Given request: Gather from the material every line that contains the string "pride".

◇ ◇ ◇ ◇ ◇

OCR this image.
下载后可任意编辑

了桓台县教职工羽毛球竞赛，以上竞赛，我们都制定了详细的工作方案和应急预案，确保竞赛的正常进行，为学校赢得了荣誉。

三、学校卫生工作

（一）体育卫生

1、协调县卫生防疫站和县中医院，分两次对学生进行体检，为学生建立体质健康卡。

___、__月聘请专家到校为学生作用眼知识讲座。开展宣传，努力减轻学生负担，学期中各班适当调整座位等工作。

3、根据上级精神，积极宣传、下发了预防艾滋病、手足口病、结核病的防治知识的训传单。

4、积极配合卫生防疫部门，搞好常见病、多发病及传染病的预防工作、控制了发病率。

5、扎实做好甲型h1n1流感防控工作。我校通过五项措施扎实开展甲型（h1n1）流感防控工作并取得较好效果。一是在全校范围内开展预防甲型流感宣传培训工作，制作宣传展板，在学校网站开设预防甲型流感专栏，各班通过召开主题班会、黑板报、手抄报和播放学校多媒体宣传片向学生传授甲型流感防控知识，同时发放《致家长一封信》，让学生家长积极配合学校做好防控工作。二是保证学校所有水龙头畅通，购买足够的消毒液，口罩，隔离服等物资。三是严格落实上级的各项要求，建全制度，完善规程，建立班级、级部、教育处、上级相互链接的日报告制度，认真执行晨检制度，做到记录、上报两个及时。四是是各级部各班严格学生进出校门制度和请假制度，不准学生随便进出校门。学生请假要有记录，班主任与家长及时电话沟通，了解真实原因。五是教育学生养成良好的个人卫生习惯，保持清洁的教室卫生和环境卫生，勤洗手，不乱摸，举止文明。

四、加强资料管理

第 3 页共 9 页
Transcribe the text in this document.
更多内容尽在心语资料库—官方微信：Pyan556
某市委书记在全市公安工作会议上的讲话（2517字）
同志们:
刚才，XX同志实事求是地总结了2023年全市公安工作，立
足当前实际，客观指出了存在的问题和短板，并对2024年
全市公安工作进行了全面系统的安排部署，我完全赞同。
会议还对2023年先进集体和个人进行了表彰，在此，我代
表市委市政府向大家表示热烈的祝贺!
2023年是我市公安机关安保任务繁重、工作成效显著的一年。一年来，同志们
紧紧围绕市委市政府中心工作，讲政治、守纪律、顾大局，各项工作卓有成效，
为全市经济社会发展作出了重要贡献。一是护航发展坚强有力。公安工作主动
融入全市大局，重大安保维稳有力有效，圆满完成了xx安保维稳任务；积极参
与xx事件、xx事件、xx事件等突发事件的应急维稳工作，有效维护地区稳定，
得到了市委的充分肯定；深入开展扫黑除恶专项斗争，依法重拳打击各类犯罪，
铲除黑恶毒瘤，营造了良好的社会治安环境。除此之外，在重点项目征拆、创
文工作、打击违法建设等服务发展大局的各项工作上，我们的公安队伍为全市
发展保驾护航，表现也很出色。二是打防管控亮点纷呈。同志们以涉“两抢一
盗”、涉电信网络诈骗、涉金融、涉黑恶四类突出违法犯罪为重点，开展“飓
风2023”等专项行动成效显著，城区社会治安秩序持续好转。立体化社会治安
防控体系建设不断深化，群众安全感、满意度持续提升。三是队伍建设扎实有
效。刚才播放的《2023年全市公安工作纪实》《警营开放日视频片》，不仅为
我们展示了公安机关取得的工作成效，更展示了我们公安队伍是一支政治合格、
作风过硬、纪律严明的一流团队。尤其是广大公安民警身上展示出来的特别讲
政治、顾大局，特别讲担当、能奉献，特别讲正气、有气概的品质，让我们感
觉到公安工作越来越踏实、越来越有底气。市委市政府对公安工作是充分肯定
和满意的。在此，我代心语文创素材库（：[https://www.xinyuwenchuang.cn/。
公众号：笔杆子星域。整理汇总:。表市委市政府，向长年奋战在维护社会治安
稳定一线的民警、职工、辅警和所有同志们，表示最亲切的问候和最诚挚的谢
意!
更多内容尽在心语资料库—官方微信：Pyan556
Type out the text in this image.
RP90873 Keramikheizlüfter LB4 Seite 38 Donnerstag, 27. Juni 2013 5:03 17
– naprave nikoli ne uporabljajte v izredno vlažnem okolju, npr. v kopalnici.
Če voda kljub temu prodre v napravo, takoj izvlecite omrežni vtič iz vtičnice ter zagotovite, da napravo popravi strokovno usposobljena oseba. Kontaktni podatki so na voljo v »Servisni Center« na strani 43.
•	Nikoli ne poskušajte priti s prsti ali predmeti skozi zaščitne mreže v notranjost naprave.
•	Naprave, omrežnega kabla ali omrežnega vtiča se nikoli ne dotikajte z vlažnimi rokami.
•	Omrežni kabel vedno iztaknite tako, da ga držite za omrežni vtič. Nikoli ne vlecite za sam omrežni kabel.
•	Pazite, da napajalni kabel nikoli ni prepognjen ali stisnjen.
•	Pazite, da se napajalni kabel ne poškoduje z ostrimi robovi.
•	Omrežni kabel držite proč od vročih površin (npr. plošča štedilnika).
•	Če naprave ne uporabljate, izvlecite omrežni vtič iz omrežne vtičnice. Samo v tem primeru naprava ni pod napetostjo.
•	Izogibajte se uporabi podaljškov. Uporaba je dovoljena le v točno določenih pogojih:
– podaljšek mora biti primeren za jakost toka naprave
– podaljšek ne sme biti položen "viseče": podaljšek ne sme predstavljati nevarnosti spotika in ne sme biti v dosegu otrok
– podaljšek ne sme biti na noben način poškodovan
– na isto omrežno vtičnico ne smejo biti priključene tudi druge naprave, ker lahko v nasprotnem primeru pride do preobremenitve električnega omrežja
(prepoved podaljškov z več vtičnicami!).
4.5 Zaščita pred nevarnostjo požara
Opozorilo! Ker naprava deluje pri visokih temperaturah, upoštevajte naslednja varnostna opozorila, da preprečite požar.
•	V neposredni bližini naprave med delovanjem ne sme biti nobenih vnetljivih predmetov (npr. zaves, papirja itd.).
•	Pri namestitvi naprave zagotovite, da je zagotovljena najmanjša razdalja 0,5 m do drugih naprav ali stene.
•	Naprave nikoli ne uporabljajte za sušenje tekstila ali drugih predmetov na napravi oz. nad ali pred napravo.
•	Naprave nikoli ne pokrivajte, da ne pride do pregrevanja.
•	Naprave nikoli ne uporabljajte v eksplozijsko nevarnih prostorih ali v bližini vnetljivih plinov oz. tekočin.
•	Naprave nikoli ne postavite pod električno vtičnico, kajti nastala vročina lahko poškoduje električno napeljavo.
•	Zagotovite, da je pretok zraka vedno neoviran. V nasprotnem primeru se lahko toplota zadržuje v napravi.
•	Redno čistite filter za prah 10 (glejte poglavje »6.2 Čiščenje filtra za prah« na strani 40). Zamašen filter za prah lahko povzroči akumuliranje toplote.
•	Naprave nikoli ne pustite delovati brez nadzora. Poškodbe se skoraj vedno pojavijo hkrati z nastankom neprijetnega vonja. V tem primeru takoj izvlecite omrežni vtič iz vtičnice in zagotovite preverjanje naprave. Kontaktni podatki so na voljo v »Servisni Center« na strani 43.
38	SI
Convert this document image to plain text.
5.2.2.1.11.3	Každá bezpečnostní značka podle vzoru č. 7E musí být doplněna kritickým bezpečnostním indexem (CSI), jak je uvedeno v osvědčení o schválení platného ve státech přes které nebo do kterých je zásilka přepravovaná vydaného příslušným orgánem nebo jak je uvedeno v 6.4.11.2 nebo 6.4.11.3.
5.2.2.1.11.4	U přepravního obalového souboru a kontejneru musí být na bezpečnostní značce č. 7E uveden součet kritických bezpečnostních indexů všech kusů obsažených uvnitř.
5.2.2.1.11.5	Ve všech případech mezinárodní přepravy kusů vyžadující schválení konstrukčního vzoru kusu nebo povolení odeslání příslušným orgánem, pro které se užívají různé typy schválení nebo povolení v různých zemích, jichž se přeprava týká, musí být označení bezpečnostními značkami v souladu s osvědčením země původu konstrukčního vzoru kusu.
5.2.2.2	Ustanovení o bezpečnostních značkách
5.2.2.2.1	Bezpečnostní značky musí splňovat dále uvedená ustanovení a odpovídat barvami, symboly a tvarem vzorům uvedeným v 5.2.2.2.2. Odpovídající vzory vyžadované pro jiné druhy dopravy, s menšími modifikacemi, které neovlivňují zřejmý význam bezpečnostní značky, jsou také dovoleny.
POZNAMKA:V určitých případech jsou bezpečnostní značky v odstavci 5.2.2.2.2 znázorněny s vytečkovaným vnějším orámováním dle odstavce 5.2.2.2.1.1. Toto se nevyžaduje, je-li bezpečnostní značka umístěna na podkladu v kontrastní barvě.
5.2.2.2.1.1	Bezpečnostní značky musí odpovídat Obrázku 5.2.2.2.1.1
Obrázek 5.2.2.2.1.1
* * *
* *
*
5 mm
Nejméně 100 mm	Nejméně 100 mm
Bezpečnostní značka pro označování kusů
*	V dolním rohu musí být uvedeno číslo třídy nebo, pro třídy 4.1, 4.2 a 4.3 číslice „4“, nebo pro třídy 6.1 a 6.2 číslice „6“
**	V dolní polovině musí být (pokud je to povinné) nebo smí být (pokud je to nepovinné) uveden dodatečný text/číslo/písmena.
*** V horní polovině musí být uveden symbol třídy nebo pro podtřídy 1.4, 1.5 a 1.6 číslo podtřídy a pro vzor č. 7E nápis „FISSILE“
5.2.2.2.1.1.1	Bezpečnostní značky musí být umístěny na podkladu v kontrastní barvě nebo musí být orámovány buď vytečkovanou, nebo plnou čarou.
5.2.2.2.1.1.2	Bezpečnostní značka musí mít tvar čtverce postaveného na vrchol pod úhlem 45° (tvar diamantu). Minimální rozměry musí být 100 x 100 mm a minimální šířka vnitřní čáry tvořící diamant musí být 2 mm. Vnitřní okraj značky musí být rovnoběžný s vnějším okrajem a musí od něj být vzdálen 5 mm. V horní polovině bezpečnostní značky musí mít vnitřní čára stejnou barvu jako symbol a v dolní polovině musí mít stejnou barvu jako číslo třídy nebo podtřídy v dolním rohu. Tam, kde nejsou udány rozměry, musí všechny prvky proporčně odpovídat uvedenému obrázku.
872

◇ ◇ ◇ ◇ ◇

Completed exercise:
– na isto omrežno vtičnico ne smejo biti priključene tudi druge naprave, ker lahko v nasprotnem primeru pride do preobremenitve električnega omrežja
•	Naprave nikoli ne pokrivajte, da ne pride do pregrevanja.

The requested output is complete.